> _Document segment_:
CVE-2026-22719: VMware Aria Operations Command Injection Now Actively Exploited

I woke up yesterday morning to a CISA alert that made my stomach drop. Another VMware flaw, already being weaponized in the wild— CVE-2026-22719. If you're running VMware Aria Operations, formerly known as vRealize Operations, you need to stop what you're doing and patch this. Like, actually do it now, not after your standup.

Here's the brutal truth: this isn't a hypothetical risk anymore. CISA added it to their Known Exploited Vulnerabilities catalog on March 3rd, and federal agencies have until March 24th to patch. That means real attackers are already using it against real targets. Your infrastructure might be one of them.

What's at Stake

VMware Aria Operations isn't some niche tool buried in the depths of IT. It's the monitoring heartbeat for countless enterprise environments—tracking server performance, cloud health, network metrics across vSphere, Kubernetes, and hybrid cloud setups. When you compromise the monitoring platform, you get a god-tier view of the entire infrastructure. We're talking about privileged access to the very system designed to watch everything.

I've seen shops running Aria Operations without proper segmentation, exposing management interfaces directly to the internet because "it's behind a VPN" or MFA supposedly protects it. Spoiler alert: when you have an unauthenticated command injection flaw, MFA doesn't matter. The attacker never authenticates.

> _Items_:
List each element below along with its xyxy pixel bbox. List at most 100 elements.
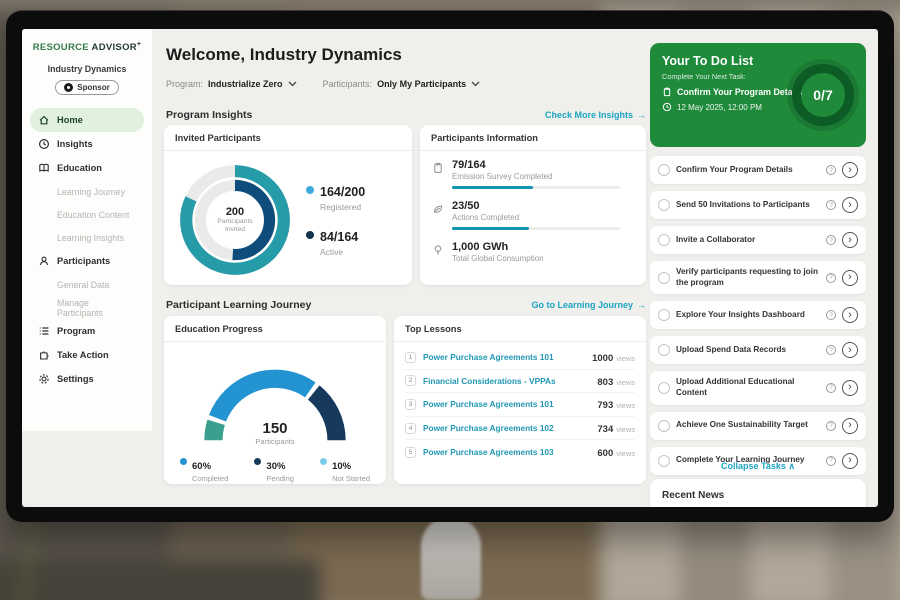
lesson-rank: 1 <box>405 352 416 363</box>
sidebar-item-settings[interactable]: Settings <box>30 367 144 391</box>
task-checkbox[interactable] <box>658 272 670 284</box>
info-icon[interactable]: ? <box>826 200 836 210</box>
chevron-right-button[interactable]: › <box>842 232 858 248</box>
chevron-right-button[interactable]: › <box>842 380 858 396</box>
info-icon[interactable]: ? <box>826 235 836 245</box>
sidebar: RESOURCE ADVISOR+ Industry Dynamics Spon… <box>22 29 152 431</box>
monitor-bezel: RESOURCE ADVISOR+ Industry Dynamics Spon… <box>6 10 894 522</box>
lesson-row: 3 Power Purchase Agreements 101 793views <box>405 393 635 417</box>
lesson-link[interactable]: Power Purchase Agreements 103 <box>423 447 590 457</box>
task-checkbox[interactable] <box>658 199 670 211</box>
lesson-views: 803 <box>597 377 613 388</box>
program-filter[interactable]: Program: Industrialize Zero <box>166 79 297 89</box>
active-label: Active <box>320 247 358 257</box>
check-more-insights-link[interactable]: Check More Insights → <box>545 110 646 120</box>
legend-registered: 164/200 Registered <box>306 183 365 212</box>
task-checkbox[interactable] <box>658 382 670 394</box>
sidebar-item-label: Settings <box>57 374 94 384</box>
task-checkbox[interactable] <box>658 234 670 246</box>
lesson-link[interactable]: Power Purchase Agreements 101 <box>423 352 585 362</box>
todo-progress-value: 0/7 <box>813 87 832 103</box>
collapse-label: Collapse Tasks <box>721 461 786 471</box>
sidebar-item-manage-participants[interactable]: Manage Participants <box>30 296 144 319</box>
info-icon[interactable]: ? <box>826 345 836 355</box>
sidebar-item-participants[interactable]: Participants <box>30 249 144 273</box>
task-checkbox[interactable] <box>658 420 670 432</box>
legend-active: 84/164 Active <box>306 228 365 257</box>
info-icon[interactable]: ? <box>826 310 836 320</box>
gauge-center-value: 150 <box>177 420 373 437</box>
sidebar-item-label: Education <box>57 163 102 173</box>
sidebar-item-learning-journey[interactable]: Learning Journey <box>30 180 144 203</box>
chevron-right-button[interactable]: › <box>842 342 858 358</box>
legend-not-started: 10% Not Started <box>320 456 370 483</box>
clock-icon <box>662 102 672 112</box>
chevron-right-button[interactable]: › <box>842 418 858 434</box>
education-progress-card: Education Progress 150 Participants <box>164 316 386 484</box>
sidebar-item-learning-insights[interactable]: Learning Insights <box>30 226 144 249</box>
todo-next-task-label: Confirm Your Program Details <box>677 87 802 97</box>
completed-dot-icon <box>180 458 187 465</box>
lesson-link[interactable]: Power Purchase Agreements 101 <box>423 399 590 409</box>
lesson-row: 5 Power Purchase Agreements 103 600views <box>405 440 635 464</box>
sidebar-item-education[interactable]: Education <box>30 156 144 180</box>
link-label: Go to Learning Journey <box>531 300 633 310</box>
sponsor-icon <box>64 83 73 92</box>
settings-icon <box>38 373 50 385</box>
sidebar-item-education-content[interactable]: Education Content <box>30 203 144 226</box>
lesson-link[interactable]: Financial Considerations - VPPAs <box>423 376 590 386</box>
task-checkbox[interactable] <box>658 164 670 176</box>
views-suffix: views <box>616 354 635 363</box>
info-icon[interactable]: ? <box>826 165 836 175</box>
stat-label: Total Global Consumption <box>452 254 544 263</box>
sidebar-item-label: Home <box>57 115 83 125</box>
invited-participants-card: Invited Participants <box>164 125 412 285</box>
recent-news-card: Recent News <box>650 479 866 507</box>
go-to-learning-journey-link[interactable]: Go to Learning Journey → <box>531 300 646 310</box>
dashboard-screen: RESOURCE ADVISOR+ Industry Dynamics Spon… <box>22 29 878 507</box>
main-content: Welcome, Industry Dynamics Program: Indu… <box>162 29 646 507</box>
views-suffix: views <box>616 449 635 458</box>
task-checkbox[interactable] <box>658 344 670 356</box>
lesson-rank: 5 <box>405 447 416 458</box>
sidebar-item-label: Learning Journey <box>57 187 125 197</box>
sidebar-item-home[interactable]: Home <box>30 108 144 132</box>
participants-filter[interactable]: Participants: Only My Participants <box>323 79 481 89</box>
task-upload-educational-content[interactable]: Upload Additional Educational Content ? … <box>650 371 866 404</box>
lesson-link[interactable]: Power Purchase Agreements 102 <box>423 423 590 433</box>
photo-of-monitor: RESOURCE ADVISOR+ Industry Dynamics Spon… <box>0 0 900 600</box>
info-icon[interactable]: ? <box>826 383 836 393</box>
sidebar-item-take-action[interactable]: Take Action <box>30 343 144 367</box>
task-checkbox[interactable] <box>658 309 670 321</box>
sidebar-item-insights[interactable]: Insights <box>30 132 144 156</box>
sidebar-nav: Home Insights Education Learning Journey <box>30 108 144 391</box>
info-icon[interactable]: ? <box>826 273 836 283</box>
task-label: Explore Your Insights Dashboard <box>676 310 820 321</box>
pending-label: Pending <box>266 474 294 483</box>
task-upload-spend-data[interactable]: Upload Spend Data Records ? › <box>650 336 866 364</box>
home-icon <box>38 114 50 126</box>
sidebar-item-program[interactable]: Program <box>30 319 144 343</box>
task-send-invitations[interactable]: Send 50 Invitations to Participants ? › <box>650 191 866 219</box>
active-value: 84/164 <box>320 230 358 244</box>
chevron-right-button[interactable]: › <box>842 162 858 178</box>
task-achieve-sustainability-target[interactable]: Achieve One Sustainability Target ? › <box>650 412 866 440</box>
task-invite-collaborator[interactable]: Invite a Collaborator ? › <box>650 226 866 254</box>
collapse-tasks-link[interactable]: Collapse Tasks ∧ <box>650 461 866 472</box>
task-confirm-program-details[interactable]: Confirm Your Program Details ? › <box>650 156 866 184</box>
todo-header-card: Your To Do List Complete Your Next Task:… <box>650 43 866 147</box>
gauge-completed-arc <box>218 379 311 419</box>
sidebar-item-general-data[interactable]: General Data <box>30 273 144 296</box>
lesson-rank: 2 <box>405 375 416 386</box>
donut-center-label: Participants Invited <box>209 218 261 235</box>
logo-advisor: ADVISOR <box>92 42 137 53</box>
task-explore-insights[interactable]: Explore Your Insights Dashboard ? › <box>650 301 866 329</box>
registered-dot-icon <box>306 186 314 194</box>
chevron-right-button[interactable]: › <box>842 197 858 213</box>
info-icon[interactable]: ? <box>826 421 836 431</box>
chevron-right-button[interactable]: › <box>842 270 858 286</box>
sponsor-badge[interactable]: Sponsor <box>55 80 118 95</box>
stat-label: Emission Survey Completed <box>452 172 620 181</box>
task-verify-participants[interactable]: Verify participants requesting to join t… <box>650 261 866 294</box>
chevron-right-button[interactable]: › <box>842 307 858 323</box>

> _Task set_:
1: Please decide whether each statement agrees with the post on CVE-2026-22719, answering yes or no and quoting the words of the post that settle it: (a) CISA added the flaw to its Known Exploited Vulnerabilities catalog on March 3rd. (b) Federal agencies have until March 31st to patch. (c) MFA keeps attackers from exploiting the flaw.
2: Summarize the post on CVE-2026-22719 in two sentences.
You can leave the records aside; they aren't needed here.

> _Exercise results_:
1:
(a) Yes: "CISA added it to their Known Exploited Vulnerabilities catalog on March 3rd"
(b) No: "federal agencies have until March 24th to patch"
(c) No: "when you have an unauthenticated command injection flaw, MFA doesn't matter."

2: CVE-2026-22719, a command injection flaw in VMware Aria Operations (formerly vRealize Operations), is already being exploited in the wild, and CISA added it to its Known Exploited Vulnerabilities catalog on March 3rd, giving federal agencies until March 24th to patch. Because the platform monitors entire enterprise infrastructures, compromising it grants privileged access to everything it watches, and MFA offers no protection because the attacker never authenticates.